__DATASET RECORDS__:

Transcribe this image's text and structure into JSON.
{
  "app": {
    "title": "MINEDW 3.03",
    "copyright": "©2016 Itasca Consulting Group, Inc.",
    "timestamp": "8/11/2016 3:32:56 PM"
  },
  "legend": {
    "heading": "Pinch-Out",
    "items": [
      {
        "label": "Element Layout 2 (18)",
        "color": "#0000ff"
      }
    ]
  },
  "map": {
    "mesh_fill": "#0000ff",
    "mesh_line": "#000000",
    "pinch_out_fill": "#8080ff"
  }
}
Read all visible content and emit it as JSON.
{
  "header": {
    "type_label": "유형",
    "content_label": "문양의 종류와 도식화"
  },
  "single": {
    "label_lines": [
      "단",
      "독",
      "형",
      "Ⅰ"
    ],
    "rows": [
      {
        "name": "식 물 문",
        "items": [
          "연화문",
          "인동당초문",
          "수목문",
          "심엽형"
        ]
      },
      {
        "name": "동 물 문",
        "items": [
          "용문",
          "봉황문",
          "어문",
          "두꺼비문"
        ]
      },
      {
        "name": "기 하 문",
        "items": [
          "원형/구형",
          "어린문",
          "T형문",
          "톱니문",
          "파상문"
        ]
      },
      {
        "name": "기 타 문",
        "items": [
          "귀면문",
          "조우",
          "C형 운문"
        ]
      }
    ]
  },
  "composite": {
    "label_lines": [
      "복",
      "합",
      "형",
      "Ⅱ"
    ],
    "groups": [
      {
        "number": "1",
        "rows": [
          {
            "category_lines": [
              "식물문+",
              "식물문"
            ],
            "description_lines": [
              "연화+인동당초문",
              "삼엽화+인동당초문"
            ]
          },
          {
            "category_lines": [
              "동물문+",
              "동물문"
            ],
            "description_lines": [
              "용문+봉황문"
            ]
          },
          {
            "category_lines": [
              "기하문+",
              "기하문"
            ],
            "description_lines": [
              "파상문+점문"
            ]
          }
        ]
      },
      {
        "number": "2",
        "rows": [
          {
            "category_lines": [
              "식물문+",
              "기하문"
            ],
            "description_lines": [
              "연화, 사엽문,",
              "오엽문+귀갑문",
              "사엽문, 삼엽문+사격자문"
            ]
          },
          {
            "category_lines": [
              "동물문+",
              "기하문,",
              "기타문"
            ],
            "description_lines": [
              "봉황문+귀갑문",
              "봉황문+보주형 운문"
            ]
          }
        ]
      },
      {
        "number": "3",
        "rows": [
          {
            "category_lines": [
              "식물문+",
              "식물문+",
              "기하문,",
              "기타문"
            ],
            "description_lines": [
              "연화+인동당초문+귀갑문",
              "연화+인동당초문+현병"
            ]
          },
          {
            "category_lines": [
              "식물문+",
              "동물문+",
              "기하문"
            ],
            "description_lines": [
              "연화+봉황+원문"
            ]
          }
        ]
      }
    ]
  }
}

__PROBLEM TO WORK ON__:
Please copy out each record, character for character.

__WORKED ANSWER__:
Transcribe this image's text and structure into JSON.
{
  "app": {
    "title": "MINEDW 3.03",
    "copyright": "©2016 Itasca Consulting Group, Inc.",
    "timestamp": "8/11/2016 3:32:56 PM"
  },
  "legend": {
    "heading": "Pinch-Out",
    "items": [
      {
        "label": "Element Layout 2 (18)",
        "color": "#0000ff"
      }
    ]
  },
  "map": {
    "mesh_fill": "#0000ff",
    "mesh_line": "#000000",
    "pinch_out_fill": "#8080ff"
  }
}
Read all visible content and emit it as JSON.
{
  "header": {
    "type_label": "유형",
    "content_label": "문양의 종류와 도식화"
  },
  "single": {
    "label_lines": [
      "단",
      "독",
      "형",
      "Ⅰ"
    ],
    "rows": [
      {
        "name": "식 물 문",
        "items": [
          "연화문",
          "인동당초문",
          "수목문",
          "심엽형"
        ]
      },
      {
        "name": "동 물 문",
        "items": [
          "용문",
          "봉황문",
          "어문",
          "두꺼비문"
        ]
      },
      {
        "name": "기 하 문",
        "items": [
          "원형/구형",
          "어린문",
          "T형문",
          "톱니문",
          "파상문"
        ]
      },
      {
        "name": "기 타 문",
        "items": [
          "귀면문",
          "조우",
          "C형 운문"
        ]
      }
    ]
  },
  "composite": {
    "label_lines": [
      "복",
      "합",
      "형",
      "Ⅱ"
    ],
    "groups": [
      {
        "number": "1",
        "rows": [
          {
            "category_lines": [
              "식물문+",
              "식물문"
            ],
            "description_lines": [
              "연화+인동당초문",
              "삼엽화+인동당초문"
            ]
          },
          {
            "category_lines": [
              "동물문+",
              "동물문"
            ],
            "description_lines": [
              "용문+봉황문"
            ]
          },
          {
            "category_lines": [
              "기하문+",
              "기하문"
            ],
            "description_lines": [
              "파상문+점문"
            ]
          }
        ]
      },
      {
        "number": "2",
        "rows": [
          {
            "category_lines": [
              "식물문+",
              "기하문"
            ],
            "description_lines": [
              "연화, 사엽문,",
              "오엽문+귀갑문",
              "사엽문, 삼엽문+사격자문"
            ]
          },
          {
            "category_lines": [
              "동물문+",
              "기하문,",
              "기타문"
            ],
            "description_lines": [
              "봉황문+귀갑문",
              "봉황문+보주형 운문"
            ]
          }
        ]
      },
      {
        "number": "3",
        "rows": [
          {
            "category_lines": [
              "식물문+",
              "식물문+",
              "기하문,",
              "기타문"
            ],
            "description_lines": [
              "연화+인동당초문+귀갑문",
              "연화+인동당초문+현병"
            ]
          },
          {
            "category_lines": [
              "식물문+",
              "동물문+",
              "기하문"
            ],
            "description_lines": [
              "연화+봉황+원문"
            ]
          }
        ]
      }
    ]
  }
}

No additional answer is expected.